*** Opening of Source text ***

There are companies, such as BankMobile, that have made early attempts to become the Bank of America of this new age. An earlier attempt, Simple, was disappointingly acquired by BBVA for $117 million. I personally was rooting for Simple to become a viable challenger versus traditional banks instead of an early casualty.

South Korea, which is a bellwether for numerous technology trends across the globe (i.e. VoIP, micro-transactions, virtual goods), has more than 55 percent of their population using mobile banking and more than 10 percent substituting mobile payments for their credit cards. These changes in behavior have led all the major banks to start shutting down ATMs and bank branches over the past couple of years.

This is not just a sign of technology creating efficiencies within these institutions, but rather a strong signal of opportunities available for entrepreneurs in Korea and across the globe.

For the insurance industry, there are so many opportunities for entrepreneurs and investors with patience because you are dealing with a highly regulated industry. Within the health insurance space, I believe we will be seeing more plays such as Oscar, a new health insurance company backed by Google Capital, Founders Fund, Khosla Ventures, Peter Thiel and others.

Also the growth of self-insured plans from large companies, such as Google, to many SMBs have dramatically increased the number of people under employer group ASO (administrative services only for self-funded business) to 115.6 million covered lives. This creates opportunities for such startups as Collective Health, which provides solutions for self-funded companies.

There are many gaps in other insurance markets, such as life and property. Only 44 percent of U.S. households (2013, LIMRA) have life insurance, so many families are at financial risk. This is a $15 trillion unmet life insurance need. It’s interesting, because 83 percent of people say they don’t want to buy life insurance because it’s too expensive, but they believe life insurance costs more than three times the actual price. This industry is begging for more entrepreneurs to disrupt and change it.

Going back to commercial banking… as startups attack the revenue streams of banks, they will slowly erode the profitability of these traditional institutions. Already half of all commercial (retail) bank customers are unprofitable, so I believe this downward trend will continue over the next decades.

Even with the recent hiccups within the peer-to-peer lending space (Disclosure: Our fund invested in Payoff, a financial wellness company with loan product), I believe this is just a minor setback and these new players will continue to slowly erode traditional consumer and commercial lending. The current leader, Lending Club, went public last year and has arranged more than $9 billion in loans since it launched in 2007. As a comparison, Bank of America’s consumer loan portfolio was $489 billion in 2014.

More than a year ago, there was an over-demand from matching institutions, such as hedge funds and family offices, on consumer loans through Lending Club, Prosper and others. These P2P lenders couldn’t find enough qualified loans and were leaving money on the table from these matching institutions. Then the tables turned amid regulatory concerns and these institutions becoming more conservative with their capital, even before the recent ouster of Renaud Laplanche, Lending Club’s CEO. Now there will certainty be more scrutiny from regulators because of Laplanche’s behavior.

*** Close of Source text ***
*** Opening of Entries supplied ***

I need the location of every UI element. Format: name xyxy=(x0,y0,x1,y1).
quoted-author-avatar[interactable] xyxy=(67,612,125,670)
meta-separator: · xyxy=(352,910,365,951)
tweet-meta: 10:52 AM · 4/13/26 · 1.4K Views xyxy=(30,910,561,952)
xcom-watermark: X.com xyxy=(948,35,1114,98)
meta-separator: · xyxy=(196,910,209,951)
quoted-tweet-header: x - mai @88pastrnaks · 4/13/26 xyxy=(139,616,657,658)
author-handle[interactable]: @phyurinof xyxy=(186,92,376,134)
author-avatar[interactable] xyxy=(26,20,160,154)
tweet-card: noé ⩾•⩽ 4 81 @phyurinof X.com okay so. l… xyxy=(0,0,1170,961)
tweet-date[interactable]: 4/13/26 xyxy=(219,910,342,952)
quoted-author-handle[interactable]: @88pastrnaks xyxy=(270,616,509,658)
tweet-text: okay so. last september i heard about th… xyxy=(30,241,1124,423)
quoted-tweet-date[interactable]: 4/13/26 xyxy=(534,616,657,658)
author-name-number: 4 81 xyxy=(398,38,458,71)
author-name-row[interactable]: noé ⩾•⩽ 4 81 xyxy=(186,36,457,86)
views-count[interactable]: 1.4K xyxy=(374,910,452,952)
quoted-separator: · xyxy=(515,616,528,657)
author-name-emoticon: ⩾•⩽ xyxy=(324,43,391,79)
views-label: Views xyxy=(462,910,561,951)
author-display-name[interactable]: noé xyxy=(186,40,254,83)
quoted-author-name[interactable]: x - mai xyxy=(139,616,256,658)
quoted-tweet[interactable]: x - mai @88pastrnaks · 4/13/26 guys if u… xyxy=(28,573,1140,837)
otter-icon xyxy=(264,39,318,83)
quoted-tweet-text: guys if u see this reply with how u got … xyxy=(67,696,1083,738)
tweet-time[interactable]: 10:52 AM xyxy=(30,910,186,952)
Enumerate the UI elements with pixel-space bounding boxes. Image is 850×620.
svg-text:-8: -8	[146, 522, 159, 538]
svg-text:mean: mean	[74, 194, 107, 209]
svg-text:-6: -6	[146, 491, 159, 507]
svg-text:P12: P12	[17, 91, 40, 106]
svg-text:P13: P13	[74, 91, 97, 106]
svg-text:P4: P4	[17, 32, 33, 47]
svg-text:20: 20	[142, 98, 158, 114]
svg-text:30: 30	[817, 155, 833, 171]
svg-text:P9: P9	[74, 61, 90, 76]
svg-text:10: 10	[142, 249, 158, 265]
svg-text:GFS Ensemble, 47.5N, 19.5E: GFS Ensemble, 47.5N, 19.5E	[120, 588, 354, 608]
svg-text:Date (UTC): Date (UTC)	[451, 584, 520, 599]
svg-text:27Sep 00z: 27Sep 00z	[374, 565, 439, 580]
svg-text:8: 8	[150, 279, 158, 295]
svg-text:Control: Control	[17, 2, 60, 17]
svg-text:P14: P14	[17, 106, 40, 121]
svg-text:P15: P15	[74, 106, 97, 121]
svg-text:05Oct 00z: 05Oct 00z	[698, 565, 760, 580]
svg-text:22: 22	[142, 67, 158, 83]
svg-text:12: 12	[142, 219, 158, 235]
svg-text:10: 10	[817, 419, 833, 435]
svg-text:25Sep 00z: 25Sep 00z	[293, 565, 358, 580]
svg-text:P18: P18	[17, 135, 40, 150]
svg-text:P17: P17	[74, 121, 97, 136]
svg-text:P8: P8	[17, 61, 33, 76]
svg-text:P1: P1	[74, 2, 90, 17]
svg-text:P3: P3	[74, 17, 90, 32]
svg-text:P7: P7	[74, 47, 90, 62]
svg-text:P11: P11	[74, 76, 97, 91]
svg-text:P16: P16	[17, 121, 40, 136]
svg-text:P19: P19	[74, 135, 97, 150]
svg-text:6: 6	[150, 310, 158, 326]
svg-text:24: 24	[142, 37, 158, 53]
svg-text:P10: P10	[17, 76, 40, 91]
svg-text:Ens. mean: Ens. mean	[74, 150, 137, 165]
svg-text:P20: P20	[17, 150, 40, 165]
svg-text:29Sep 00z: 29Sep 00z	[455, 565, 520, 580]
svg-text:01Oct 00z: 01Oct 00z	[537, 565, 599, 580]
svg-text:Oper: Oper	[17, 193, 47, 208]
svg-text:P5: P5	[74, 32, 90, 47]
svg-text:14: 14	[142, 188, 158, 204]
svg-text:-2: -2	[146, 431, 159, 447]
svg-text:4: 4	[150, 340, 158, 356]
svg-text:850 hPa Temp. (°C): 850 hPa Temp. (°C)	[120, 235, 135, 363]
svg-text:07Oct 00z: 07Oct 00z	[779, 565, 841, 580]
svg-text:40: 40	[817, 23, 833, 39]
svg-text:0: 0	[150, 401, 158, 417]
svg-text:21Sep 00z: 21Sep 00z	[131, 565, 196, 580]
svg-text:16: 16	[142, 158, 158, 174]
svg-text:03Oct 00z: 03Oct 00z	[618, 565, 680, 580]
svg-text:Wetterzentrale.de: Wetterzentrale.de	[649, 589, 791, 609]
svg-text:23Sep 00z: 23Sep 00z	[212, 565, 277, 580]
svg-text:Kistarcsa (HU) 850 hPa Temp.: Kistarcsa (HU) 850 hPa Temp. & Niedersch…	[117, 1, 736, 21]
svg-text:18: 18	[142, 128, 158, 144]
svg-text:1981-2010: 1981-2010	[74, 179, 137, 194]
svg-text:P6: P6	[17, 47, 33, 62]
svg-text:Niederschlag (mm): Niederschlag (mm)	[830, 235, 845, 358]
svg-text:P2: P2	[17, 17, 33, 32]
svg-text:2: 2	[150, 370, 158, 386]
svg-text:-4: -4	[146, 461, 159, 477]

*** Close of Entries supplied ***

▶ [Problem A]: Please write out the part of the fintech passage starting at "South Korea, which" and ending at "couple of years.".
▶ [Problem B]:
Answer these questions from the fintech passage:
(i) For how much did BBVA acquire Simple?
(ii) How many covered lives are under employer group ASO?
(iii) In what year did Lending Club launch?

▶ [Written reply A]:
South Korea, which is a bellwether for numerous technology trends across the globe (i.e. VoIP, micro-transactions, virtual goods), has more than 55 percent of their population using mobile banking and more than 10 percent substituting mobile payments for their credit cards. These changes in behavior have led all the major banks to start shutting down ATMs and bank branches over the past couple of years.

▶ [Written reply B]:
(i) $117 million
(ii) 115.6 million
(iii) 2007